[START OF PROVIDED DATA]

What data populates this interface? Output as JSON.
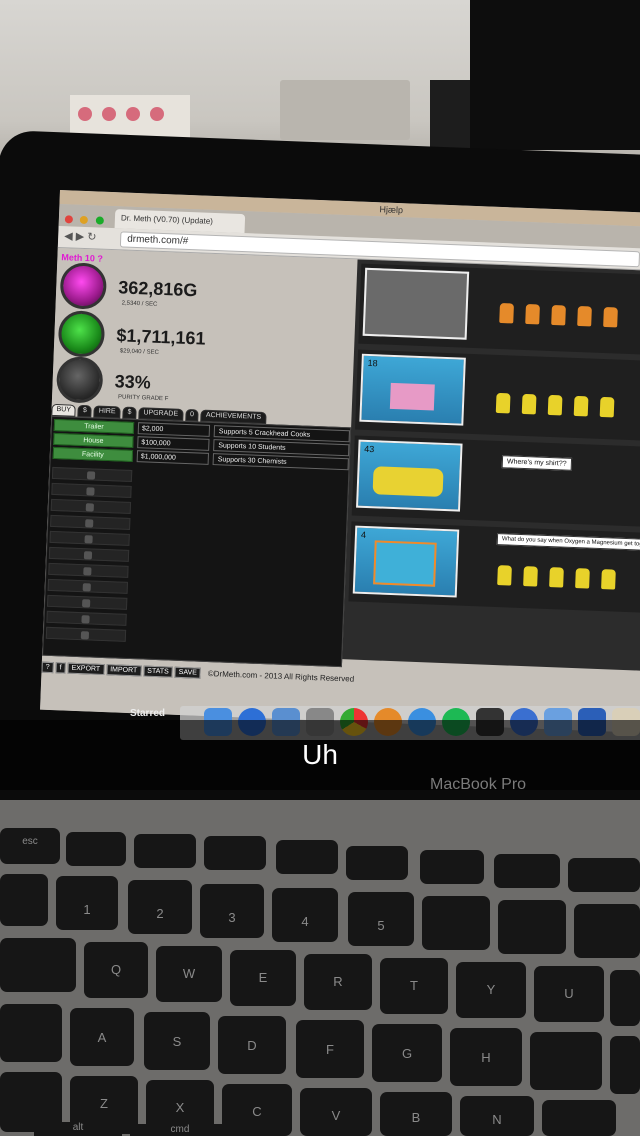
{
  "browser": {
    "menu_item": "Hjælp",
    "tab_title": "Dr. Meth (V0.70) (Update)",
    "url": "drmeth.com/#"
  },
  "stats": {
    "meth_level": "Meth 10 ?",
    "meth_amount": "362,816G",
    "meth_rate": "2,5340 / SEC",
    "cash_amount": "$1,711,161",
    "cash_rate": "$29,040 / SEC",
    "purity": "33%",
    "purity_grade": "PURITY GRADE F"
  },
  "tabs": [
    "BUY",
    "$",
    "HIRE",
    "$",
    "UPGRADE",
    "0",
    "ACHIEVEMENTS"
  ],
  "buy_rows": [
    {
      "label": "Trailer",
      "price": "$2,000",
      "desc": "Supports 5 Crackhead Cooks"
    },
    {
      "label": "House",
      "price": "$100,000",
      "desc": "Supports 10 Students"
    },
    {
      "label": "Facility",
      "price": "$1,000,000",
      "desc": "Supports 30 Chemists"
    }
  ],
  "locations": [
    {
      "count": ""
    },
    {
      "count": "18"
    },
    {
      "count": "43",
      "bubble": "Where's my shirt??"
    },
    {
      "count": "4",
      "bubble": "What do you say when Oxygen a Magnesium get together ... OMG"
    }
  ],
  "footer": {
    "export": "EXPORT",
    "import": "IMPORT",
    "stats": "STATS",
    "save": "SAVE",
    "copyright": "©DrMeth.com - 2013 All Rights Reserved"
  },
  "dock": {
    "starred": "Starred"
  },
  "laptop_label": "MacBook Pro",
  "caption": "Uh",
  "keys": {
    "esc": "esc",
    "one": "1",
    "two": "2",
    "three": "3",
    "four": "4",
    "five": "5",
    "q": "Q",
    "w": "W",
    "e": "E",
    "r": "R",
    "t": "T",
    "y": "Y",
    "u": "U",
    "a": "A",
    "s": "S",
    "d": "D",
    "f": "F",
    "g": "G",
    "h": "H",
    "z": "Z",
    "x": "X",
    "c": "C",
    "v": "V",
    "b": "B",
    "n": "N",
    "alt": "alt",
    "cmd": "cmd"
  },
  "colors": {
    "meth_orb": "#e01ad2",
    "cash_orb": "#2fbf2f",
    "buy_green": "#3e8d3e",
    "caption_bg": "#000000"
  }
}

[END OF PROVIDED DATA]
[START OF PROVIDED DATA]

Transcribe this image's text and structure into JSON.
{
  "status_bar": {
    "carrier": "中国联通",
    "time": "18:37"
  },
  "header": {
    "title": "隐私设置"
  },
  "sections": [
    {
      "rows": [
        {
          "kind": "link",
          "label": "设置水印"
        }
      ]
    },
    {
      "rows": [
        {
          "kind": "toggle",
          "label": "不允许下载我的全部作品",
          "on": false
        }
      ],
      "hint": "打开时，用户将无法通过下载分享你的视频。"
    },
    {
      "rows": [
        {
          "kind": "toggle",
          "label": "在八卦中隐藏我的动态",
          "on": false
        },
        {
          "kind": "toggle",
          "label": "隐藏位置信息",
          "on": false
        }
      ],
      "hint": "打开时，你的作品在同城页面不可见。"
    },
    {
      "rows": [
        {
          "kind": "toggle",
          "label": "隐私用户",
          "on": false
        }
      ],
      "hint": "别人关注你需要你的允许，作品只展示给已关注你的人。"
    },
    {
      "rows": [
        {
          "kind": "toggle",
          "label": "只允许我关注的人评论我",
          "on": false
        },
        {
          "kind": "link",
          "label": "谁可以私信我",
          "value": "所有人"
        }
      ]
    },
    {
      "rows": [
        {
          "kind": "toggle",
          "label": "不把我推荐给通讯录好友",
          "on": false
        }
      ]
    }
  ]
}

[END OF PROVIDED DATA]

_THE PROBLEM:_ Which lines above hold the word "this"? Copy each of them.

_SOLUTION BELOW:_
What data populates this interface? Output as JSON.
Transcribe this image's text and structure into JSON.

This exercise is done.